Retype the complete listing exactly as it appears.

(Dataset items)
BEGIN

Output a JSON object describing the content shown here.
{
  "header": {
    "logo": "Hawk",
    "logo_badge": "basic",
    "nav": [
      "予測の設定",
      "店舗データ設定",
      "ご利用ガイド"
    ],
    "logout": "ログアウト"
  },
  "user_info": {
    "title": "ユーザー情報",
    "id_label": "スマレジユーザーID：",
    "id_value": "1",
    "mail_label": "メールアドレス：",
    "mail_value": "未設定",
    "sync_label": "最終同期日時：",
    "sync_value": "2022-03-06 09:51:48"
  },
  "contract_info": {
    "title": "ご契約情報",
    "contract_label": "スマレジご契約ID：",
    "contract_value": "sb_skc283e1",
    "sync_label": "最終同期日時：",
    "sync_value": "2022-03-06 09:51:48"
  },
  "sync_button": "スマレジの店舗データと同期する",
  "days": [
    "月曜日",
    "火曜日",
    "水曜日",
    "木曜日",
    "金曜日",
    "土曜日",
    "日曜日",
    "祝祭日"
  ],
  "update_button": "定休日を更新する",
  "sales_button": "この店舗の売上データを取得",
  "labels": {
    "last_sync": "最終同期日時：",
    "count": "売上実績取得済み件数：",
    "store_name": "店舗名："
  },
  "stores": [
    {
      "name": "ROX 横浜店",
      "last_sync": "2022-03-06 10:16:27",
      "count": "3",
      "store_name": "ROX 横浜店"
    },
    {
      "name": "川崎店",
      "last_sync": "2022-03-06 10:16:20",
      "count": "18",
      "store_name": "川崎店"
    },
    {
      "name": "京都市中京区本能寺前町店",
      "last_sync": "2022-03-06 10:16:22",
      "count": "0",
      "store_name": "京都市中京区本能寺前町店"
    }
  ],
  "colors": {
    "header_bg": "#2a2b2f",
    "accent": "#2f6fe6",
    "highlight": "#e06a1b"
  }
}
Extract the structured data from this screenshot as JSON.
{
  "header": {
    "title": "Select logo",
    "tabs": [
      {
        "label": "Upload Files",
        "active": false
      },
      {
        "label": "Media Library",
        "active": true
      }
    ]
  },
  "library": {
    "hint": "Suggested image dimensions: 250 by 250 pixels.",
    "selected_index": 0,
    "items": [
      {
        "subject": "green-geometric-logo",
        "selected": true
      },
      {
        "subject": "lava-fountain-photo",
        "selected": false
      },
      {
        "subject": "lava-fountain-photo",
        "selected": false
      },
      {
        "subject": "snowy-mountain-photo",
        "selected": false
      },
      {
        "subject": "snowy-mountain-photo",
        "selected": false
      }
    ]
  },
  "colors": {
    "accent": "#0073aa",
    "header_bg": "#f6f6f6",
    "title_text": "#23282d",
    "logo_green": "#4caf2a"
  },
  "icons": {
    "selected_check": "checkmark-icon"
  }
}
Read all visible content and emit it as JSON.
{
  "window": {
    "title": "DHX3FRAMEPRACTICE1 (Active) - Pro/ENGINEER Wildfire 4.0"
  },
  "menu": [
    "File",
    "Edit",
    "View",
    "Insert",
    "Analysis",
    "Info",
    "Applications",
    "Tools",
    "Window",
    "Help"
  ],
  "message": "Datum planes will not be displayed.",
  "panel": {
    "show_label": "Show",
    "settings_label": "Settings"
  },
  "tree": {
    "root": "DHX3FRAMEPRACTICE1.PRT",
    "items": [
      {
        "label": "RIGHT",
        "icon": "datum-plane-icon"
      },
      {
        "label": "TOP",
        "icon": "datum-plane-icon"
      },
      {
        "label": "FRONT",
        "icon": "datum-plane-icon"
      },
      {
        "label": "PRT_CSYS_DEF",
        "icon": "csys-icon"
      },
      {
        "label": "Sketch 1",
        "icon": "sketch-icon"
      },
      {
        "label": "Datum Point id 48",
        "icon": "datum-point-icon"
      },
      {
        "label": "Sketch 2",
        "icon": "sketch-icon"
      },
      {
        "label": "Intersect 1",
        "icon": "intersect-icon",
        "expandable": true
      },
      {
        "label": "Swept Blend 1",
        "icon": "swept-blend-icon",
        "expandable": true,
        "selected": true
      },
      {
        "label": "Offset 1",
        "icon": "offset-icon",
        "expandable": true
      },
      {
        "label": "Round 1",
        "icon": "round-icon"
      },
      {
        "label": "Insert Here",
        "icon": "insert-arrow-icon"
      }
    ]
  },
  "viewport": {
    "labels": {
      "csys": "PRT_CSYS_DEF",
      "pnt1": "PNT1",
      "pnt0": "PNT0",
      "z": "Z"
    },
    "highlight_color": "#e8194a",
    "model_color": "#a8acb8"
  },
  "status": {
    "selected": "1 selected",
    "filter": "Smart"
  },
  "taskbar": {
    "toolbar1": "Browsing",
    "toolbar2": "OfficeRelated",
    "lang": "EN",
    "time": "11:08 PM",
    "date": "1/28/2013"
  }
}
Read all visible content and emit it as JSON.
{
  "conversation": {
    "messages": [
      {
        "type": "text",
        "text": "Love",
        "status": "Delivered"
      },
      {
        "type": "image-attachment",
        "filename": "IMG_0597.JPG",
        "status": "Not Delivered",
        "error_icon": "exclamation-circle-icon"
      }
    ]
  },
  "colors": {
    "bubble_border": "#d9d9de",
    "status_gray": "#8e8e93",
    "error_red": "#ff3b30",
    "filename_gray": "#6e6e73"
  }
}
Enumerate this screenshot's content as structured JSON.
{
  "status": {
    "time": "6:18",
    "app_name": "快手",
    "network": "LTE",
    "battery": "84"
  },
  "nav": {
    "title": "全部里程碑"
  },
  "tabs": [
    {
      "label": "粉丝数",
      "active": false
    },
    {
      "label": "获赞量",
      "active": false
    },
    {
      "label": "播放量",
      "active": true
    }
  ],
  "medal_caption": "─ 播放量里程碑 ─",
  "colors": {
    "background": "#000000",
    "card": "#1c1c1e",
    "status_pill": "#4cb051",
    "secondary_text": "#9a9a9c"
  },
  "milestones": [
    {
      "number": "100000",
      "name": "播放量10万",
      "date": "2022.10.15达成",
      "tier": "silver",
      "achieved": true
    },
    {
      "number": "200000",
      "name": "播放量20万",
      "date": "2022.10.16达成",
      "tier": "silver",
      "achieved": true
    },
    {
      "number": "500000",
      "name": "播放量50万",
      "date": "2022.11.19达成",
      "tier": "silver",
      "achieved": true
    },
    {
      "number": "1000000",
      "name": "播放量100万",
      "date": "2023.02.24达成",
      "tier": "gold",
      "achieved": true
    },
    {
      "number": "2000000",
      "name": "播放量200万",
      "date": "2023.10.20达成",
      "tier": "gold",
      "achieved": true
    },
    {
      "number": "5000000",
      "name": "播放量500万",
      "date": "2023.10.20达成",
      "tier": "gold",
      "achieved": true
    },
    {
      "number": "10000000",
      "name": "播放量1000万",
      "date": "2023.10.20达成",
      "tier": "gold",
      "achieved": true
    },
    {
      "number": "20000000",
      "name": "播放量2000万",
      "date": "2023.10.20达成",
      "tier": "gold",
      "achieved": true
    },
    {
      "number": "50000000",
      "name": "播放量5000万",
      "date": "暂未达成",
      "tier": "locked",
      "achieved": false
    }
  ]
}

END

§ **OUTPUT FOR THIS EXERCISE**:
Output a JSON object describing the content shown here.
{
  "header": {
    "logo": "Hawk",
    "logo_badge": "basic",
    "nav": [
      "予測の設定",
      "店舗データ設定",
      "ご利用ガイド"
    ],
    "logout": "ログアウト"
  },
  "user_info": {
    "title": "ユーザー情報",
    "id_label": "スマレジユーザーID：",
    "id_value": "1",
    "mail_label": "メールアドレス：",
    "mail_value": "未設定",
    "sync_label": "最終同期日時：",
    "sync_value": "2022-03-06 09:51:48"
  },
  "contract_info": {
    "title": "ご契約情報",
    "contract_label": "スマレジご契約ID：",
    "contract_value": "sb_skc283e1",
    "sync_label": "最終同期日時：",
    "sync_value": "2022-03-06 09:51:48"
  },
  "sync_button": "スマレジの店舗データと同期する",
  "days": [
    "月曜日",
    "火曜日",
    "水曜日",
    "木曜日",
    "金曜日",
    "土曜日",
    "日曜日",
    "祝祭日"
  ],
  "update_button": "定休日を更新する",
  "sales_button": "この店舗の売上データを取得",
  "labels": {
    "last_sync": "最終同期日時：",
    "count": "売上実績取得済み件数：",
    "store_name": "店舗名："
  },
  "stores": [
    {
      "name": "ROX 横浜店",
      "last_sync": "2022-03-06 10:16:27",
      "count": "3",
      "store_name": "ROX 横浜店"
    },
    {
      "name": "川崎店",
      "last_sync": "2022-03-06 10:16:20",
      "count": "18",
      "store_name": "川崎店"
    },
    {
      "name": "京都市中京区本能寺前町店",
      "last_sync": "2022-03-06 10:16:22",
      "count": "0",
      "store_name": "京都市中京区本能寺前町店"
    }
  ],
  "colors": {
    "header_bg": "#2a2b2f",
    "accent": "#2f6fe6",
    "highlight": "#e06a1b"
  }
}
Extract the structured data from this screenshot as JSON.
{
  "header": {
    "title": "Select logo",
    "tabs": [
      {
        "label": "Upload Files",
        "active": false
      },
      {
        "label": "Media Library",
        "active": true
      }
    ]
  },
  "library": {
    "hint": "Suggested image dimensions: 250 by 250 pixels.",
    "selected_index": 0,
    "items": [
      {
        "subject": "green-geometric-logo",
        "selected": true
      },
      {
        "subject": "lava-fountain-photo",
        "selected": false
      },
      {
        "subject": "lava-fountain-photo",
        "selected": false
      },
      {
        "subject": "snowy-mountain-photo",
        "selected": false
      },
      {
        "subject": "snowy-mountain-photo",
        "selected": false
      }
    ]
  },
  "colors": {
    "accent": "#0073aa",
    "header_bg": "#f6f6f6",
    "title_text": "#23282d",
    "logo_green": "#4caf2a"
  },
  "icons": {
    "selected_check": "checkmark-icon"
  }
}
Read all visible content and emit it as JSON.
{
  "window": {
    "title": "DHX3FRAMEPRACTICE1 (Active) - Pro/ENGINEER Wildfire 4.0"
  },
  "menu": [
    "File",
    "Edit",
    "View",
    "Insert",
    "Analysis",
    "Info",
    "Applications",
    "Tools",
    "Window",
    "Help"
  ],
  "message": "Datum planes will not be displayed.",
  "panel": {
    "show_label": "Show",
    "settings_label": "Settings"
  },
  "tree": {
    "root": "DHX3FRAMEPRACTICE1.PRT",
    "items": [
      {
        "label": "RIGHT",
        "icon": "datum-plane-icon"
      },
      {
        "label": "TOP",
        "icon": "datum-plane-icon"
      },
      {
        "label": "FRONT",
        "icon": "datum-plane-icon"
      },
      {
        "label": "PRT_CSYS_DEF",
        "icon": "csys-icon"
      },
      {
        "label": "Sketch 1",
        "icon": "sketch-icon"
      },
      {
        "label": "Datum Point id 48",
        "icon": "datum-point-icon"
      },
      {
        "label": "Sketch 2",
        "icon": "sketch-icon"
      },
      {
        "label": "Intersect 1",
        "icon": "intersect-icon",
        "expandable": true
      },
      {
        "label": "Swept Blend 1",
        "icon": "swept-blend-icon",
        "expandable": true,
        "selected": true
      },
      {
        "label": "Offset 1",
        "icon": "offset-icon",
        "expandable": true
      },
      {
        "label": "Round 1",
        "icon": "round-icon"
      },
      {
        "label": "Insert Here",
        "icon": "insert-arrow-icon"
      }
    ]
  },
  "viewport": {
    "labels": {
      "csys": "PRT_CSYS_DEF",
      "pnt1": "PNT1",
      "pnt0": "PNT0",
      "z": "Z"
    },
    "highlight_color": "#e8194a",
    "model_color": "#a8acb8"
  },
  "status": {
    "selected": "1 selected",
    "filter": "Smart"
  },
  "taskbar": {
    "toolbar1": "Browsing",
    "toolbar2": "OfficeRelated",
    "lang": "EN",
    "time": "11:08 PM",
    "date": "1/28/2013"
  }
}
Read all visible content and emit it as JSON.
{
  "conversation": {
    "messages": [
      {
        "type": "text",
        "text": "Love",
        "status": "Delivered"
      },
      {
        "type": "image-attachment",
        "filename": "IMG_0597.JPG",
        "status": "Not Delivered",
        "error_icon": "exclamation-circle-icon"
      }
    ]
  },
  "colors": {
    "bubble_border": "#d9d9de",
    "status_gray": "#8e8e93",
    "error_red": "#ff3b30",
    "filename_gray": "#6e6e73"
  }
}
Enumerate this screenshot's content as structured JSON.
{
  "status": {
    "time": "6:18",
    "app_name": "快手",
    "network": "LTE",
    "battery": "84"
  },
  "nav": {
    "title": "全部里程碑"
  },
  "tabs": [
    {
      "label": "粉丝数",
      "active": false
    },
    {
      "label": "获赞量",
      "active": false
    },
    {
      "label": "播放量",
      "active": true
    }
  ],
  "medal_caption": "─ 播放量里程碑 ─",
  "colors": {
    "background": "#000000",
    "card": "#1c1c1e",
    "status_pill": "#4cb051",
    "secondary_text": "#9a9a9c"
  },
  "milestones": [
    {
      "number": "100000",
      "name": "播放量10万",
      "date": "2022.10.15达成",
      "tier": "silver",
      "achieved": true
    },
    {
      "number": "200000",
      "name": "播放量20万",
      "date": "2022.10.16达成",
      "tier": "silver",
      "achieved": true
    },
    {
      "number": "500000",
      "name": "播放量50万",
      "date": "2022.11.19达成",
      "tier": "silver",
      "achieved": true
    },
    {
      "number": "1000000",
      "name": "播放量100万",
      "date": "2023.02.24达成",
      "tier": "gold",
      "achieved": true
    },
    {
      "number": "2000000",
      "name": "播放量200万",
      "date": "2023.10.20达成",
      "tier": "gold",
      "achieved": true
    },
    {
      "number": "5000000",
      "name": "播放量500万",
      "date": "2023.10.20达成",
      "tier": "gold",
      "achieved": true
    },
    {
      "number": "10000000",
      "name": "播放量1000万",
      "date": "2023.10.20达成",
      "tier": "gold",
      "achieved": true
    },
    {
      "number": "20000000",
      "name": "播放量2000万",
      "date": "2023.10.20达成",
      "tier": "gold",
      "achieved": true
    },
    {
      "number": "50000000",
      "name": "播放量5000万",
      "date": "暂未达成",
      "tier": "locked",
      "achieved": false
    }
  ]
}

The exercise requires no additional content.